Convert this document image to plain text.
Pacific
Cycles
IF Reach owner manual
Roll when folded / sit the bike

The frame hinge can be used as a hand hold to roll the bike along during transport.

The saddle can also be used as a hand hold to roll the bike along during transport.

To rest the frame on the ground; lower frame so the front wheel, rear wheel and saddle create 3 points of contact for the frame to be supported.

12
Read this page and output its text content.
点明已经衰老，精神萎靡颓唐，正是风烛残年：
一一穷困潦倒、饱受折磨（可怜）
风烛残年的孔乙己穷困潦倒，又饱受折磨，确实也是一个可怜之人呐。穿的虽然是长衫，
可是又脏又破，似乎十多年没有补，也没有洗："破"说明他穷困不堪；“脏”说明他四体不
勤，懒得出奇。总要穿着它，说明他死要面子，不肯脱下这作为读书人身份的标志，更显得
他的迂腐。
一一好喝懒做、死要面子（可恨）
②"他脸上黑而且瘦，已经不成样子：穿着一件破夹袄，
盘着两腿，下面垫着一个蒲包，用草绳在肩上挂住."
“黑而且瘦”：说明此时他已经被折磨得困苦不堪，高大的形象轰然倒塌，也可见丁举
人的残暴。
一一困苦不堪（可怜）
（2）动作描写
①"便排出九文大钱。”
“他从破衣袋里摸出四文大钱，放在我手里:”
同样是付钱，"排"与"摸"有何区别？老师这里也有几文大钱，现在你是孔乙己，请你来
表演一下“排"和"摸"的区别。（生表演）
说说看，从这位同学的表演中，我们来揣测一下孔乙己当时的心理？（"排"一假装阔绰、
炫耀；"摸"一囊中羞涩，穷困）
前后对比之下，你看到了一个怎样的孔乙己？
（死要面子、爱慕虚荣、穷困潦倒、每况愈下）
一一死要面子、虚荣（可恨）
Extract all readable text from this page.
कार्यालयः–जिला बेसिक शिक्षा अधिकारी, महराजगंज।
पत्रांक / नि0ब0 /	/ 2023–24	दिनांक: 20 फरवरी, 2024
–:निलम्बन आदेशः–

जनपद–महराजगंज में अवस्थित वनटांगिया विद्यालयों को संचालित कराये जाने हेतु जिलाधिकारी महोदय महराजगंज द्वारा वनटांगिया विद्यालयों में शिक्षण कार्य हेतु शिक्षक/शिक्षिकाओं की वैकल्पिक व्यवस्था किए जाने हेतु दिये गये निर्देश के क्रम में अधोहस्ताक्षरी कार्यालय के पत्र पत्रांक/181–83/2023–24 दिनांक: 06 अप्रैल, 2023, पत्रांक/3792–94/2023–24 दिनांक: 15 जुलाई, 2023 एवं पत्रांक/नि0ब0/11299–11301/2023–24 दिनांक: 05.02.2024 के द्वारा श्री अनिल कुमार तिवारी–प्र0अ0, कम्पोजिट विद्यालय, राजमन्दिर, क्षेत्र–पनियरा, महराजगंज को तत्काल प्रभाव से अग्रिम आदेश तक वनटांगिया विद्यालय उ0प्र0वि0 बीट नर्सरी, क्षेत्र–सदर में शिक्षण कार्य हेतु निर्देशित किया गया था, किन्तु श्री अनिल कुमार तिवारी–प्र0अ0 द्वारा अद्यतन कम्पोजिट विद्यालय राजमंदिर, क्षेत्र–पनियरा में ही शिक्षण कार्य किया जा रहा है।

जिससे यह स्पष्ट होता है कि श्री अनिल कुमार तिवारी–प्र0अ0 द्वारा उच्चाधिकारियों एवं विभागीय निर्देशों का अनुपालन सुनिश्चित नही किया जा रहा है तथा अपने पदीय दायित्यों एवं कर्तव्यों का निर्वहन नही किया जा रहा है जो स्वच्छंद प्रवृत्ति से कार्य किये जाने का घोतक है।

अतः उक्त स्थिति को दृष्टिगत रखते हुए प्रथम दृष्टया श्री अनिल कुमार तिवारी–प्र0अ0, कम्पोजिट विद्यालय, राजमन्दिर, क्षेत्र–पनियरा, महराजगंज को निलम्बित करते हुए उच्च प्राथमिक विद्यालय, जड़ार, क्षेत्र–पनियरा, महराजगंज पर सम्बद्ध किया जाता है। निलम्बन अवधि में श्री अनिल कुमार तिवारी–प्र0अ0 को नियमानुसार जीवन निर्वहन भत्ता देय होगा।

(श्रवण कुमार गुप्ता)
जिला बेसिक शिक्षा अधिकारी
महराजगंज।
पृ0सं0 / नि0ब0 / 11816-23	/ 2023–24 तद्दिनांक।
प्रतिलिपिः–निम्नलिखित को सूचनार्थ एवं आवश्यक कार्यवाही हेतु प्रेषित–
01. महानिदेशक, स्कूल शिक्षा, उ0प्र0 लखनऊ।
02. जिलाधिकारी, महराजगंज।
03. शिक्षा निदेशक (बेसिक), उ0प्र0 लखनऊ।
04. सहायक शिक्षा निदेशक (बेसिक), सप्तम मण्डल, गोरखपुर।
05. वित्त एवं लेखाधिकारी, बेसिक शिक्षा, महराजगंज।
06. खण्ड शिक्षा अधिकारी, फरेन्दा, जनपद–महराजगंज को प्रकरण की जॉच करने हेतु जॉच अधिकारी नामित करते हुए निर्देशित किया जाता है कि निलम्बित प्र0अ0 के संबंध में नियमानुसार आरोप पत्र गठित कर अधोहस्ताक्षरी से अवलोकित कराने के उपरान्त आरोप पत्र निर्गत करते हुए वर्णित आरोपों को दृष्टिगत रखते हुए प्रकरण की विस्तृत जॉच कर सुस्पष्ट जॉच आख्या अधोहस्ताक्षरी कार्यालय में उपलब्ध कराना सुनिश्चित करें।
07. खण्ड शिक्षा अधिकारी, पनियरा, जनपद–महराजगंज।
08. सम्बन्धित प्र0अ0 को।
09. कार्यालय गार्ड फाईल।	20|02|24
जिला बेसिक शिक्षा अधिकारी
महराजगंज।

================

(Written task): Write out all the records above again, exactly as they stand.

(Response to this exercise):
Convert this document image to plain text.
Pacific
Cycles
IF Reach owner manual
Roll when folded / sit the bike

The frame hinge can be used as a hand hold to roll the bike along during transport.

The saddle can also be used as a hand hold to roll the bike along during transport.

To rest the frame on the ground; lower frame so the front wheel, rear wheel and saddle create 3 points of contact for the frame to be supported.

12
Read this page and output its text content.
点明已经衰老，精神萎靡颓唐，正是风烛残年：
一一穷困潦倒、饱受折磨（可怜）
风烛残年的孔乙己穷困潦倒，又饱受折磨，确实也是一个可怜之人呐。穿的虽然是长衫，
可是又脏又破，似乎十多年没有补，也没有洗："破"说明他穷困不堪；“脏”说明他四体不
勤，懒得出奇。总要穿着它，说明他死要面子，不肯脱下这作为读书人身份的标志，更显得
他的迂腐。
一一好喝懒做、死要面子（可恨）
②"他脸上黑而且瘦，已经不成样子：穿着一件破夹袄，
盘着两腿，下面垫着一个蒲包，用草绳在肩上挂住."
“黑而且瘦”：说明此时他已经被折磨得困苦不堪，高大的形象轰然倒塌，也可见丁举
人的残暴。
一一困苦不堪（可怜）
（2）动作描写
①"便排出九文大钱。”
“他从破衣袋里摸出四文大钱，放在我手里:”
同样是付钱，"排"与"摸"有何区别？老师这里也有几文大钱，现在你是孔乙己，请你来
表演一下“排"和"摸"的区别。（生表演）
说说看，从这位同学的表演中，我们来揣测一下孔乙己当时的心理？（"排"一假装阔绰、
炫耀；"摸"一囊中羞涩，穷困）
前后对比之下，你看到了一个怎样的孔乙己？
（死要面子、爱慕虚荣、穷困潦倒、每况愈下）
一一死要面子、虚荣（可恨）
Extract all readable text from this page.
कार्यालयः–जिला बेसिक शिक्षा अधिकारी, महराजगंज।
पत्रांक / नि0ब0 /	/ 2023–24	दिनांक: 20 फरवरी, 2024
–:निलम्बन आदेशः–

जनपद–महराजगंज में अवस्थित वनटांगिया विद्यालयों को संचालित कराये जाने हेतु जिलाधिकारी महोदय महराजगंज द्वारा वनटांगिया विद्यालयों में शिक्षण कार्य हेतु शिक्षक/शिक्षिकाओं की वैकल्पिक व्यवस्था किए जाने हेतु दिये गये निर्देश के क्रम में अधोहस्ताक्षरी कार्यालय के पत्र पत्रांक/181–83/2023–24 दिनांक: 06 अप्रैल, 2023, पत्रांक/3792–94/2023–24 दिनांक: 15 जुलाई, 2023 एवं पत्रांक/नि0ब0/11299–11301/2023–24 दिनांक: 05.02.2024 के द्वारा श्री अनिल कुमार तिवारी–प्र0अ0, कम्पोजिट विद्यालय, राजमन्दिर, क्षेत्र–पनियरा, महराजगंज को तत्काल प्रभाव से अग्रिम आदेश तक वनटांगिया विद्यालय उ0प्र0वि0 बीट नर्सरी, क्षेत्र–सदर में शिक्षण कार्य हेतु निर्देशित किया गया था, किन्तु श्री अनिल कुमार तिवारी–प्र0अ0 द्वारा अद्यतन कम्पोजिट विद्यालय राजमंदिर, क्षेत्र–पनियरा में ही शिक्षण कार्य किया जा रहा है।

जिससे यह स्पष्ट होता है कि श्री अनिल कुमार तिवारी–प्र0अ0 द्वारा उच्चाधिकारियों एवं विभागीय निर्देशों का अनुपालन सुनिश्चित नही किया जा रहा है तथा अपने पदीय दायित्यों एवं कर्तव्यों का निर्वहन नही किया जा रहा है जो स्वच्छंद प्रवृत्ति से कार्य किये जाने का घोतक है।

अतः उक्त स्थिति को दृष्टिगत रखते हुए प्रथम दृष्टया श्री अनिल कुमार तिवारी–प्र0अ0, कम्पोजिट विद्यालय, राजमन्दिर, क्षेत्र–पनियरा, महराजगंज को निलम्बित करते हुए उच्च प्राथमिक विद्यालय, जड़ार, क्षेत्र–पनियरा, महराजगंज पर सम्बद्ध किया जाता है। निलम्बन अवधि में श्री अनिल कुमार तिवारी–प्र0अ0 को नियमानुसार जीवन निर्वहन भत्ता देय होगा।

(श्रवण कुमार गुप्ता)
जिला बेसिक शिक्षा अधिकारी
महराजगंज।
पृ0सं0 / नि0ब0 / 11816-23	/ 2023–24 तद्दिनांक।
प्रतिलिपिः–निम्नलिखित को सूचनार्थ एवं आवश्यक कार्यवाही हेतु प्रेषित–
01. महानिदेशक, स्कूल शिक्षा, उ0प्र0 लखनऊ।
02. जिलाधिकारी, महराजगंज।
03. शिक्षा निदेशक (बेसिक), उ0प्र0 लखनऊ।
04. सहायक शिक्षा निदेशक (बेसिक), सप्तम मण्डल, गोरखपुर।
05. वित्त एवं लेखाधिकारी, बेसिक शिक्षा, महराजगंज।
06. खण्ड शिक्षा अधिकारी, फरेन्दा, जनपद–महराजगंज को प्रकरण की जॉच करने हेतु जॉच अधिकारी नामित करते हुए निर्देशित किया जाता है कि निलम्बित प्र0अ0 के संबंध में नियमानुसार आरोप पत्र गठित कर अधोहस्ताक्षरी से अवलोकित कराने के उपरान्त आरोप पत्र निर्गत करते हुए वर्णित आरोपों को दृष्टिगत रखते हुए प्रकरण की विस्तृत जॉच कर सुस्पष्ट जॉच आख्या अधोहस्ताक्षरी कार्यालय में उपलब्ध कराना सुनिश्चित करें।
07. खण्ड शिक्षा अधिकारी, पनियरा, जनपद–महराजगंज।
08. सम्बन्धित प्र0अ0 को।
09. कार्यालय गार्ड फाईल।	20|02|24
जिला बेसिक शिक्षा अधिकारी
महराजगंज।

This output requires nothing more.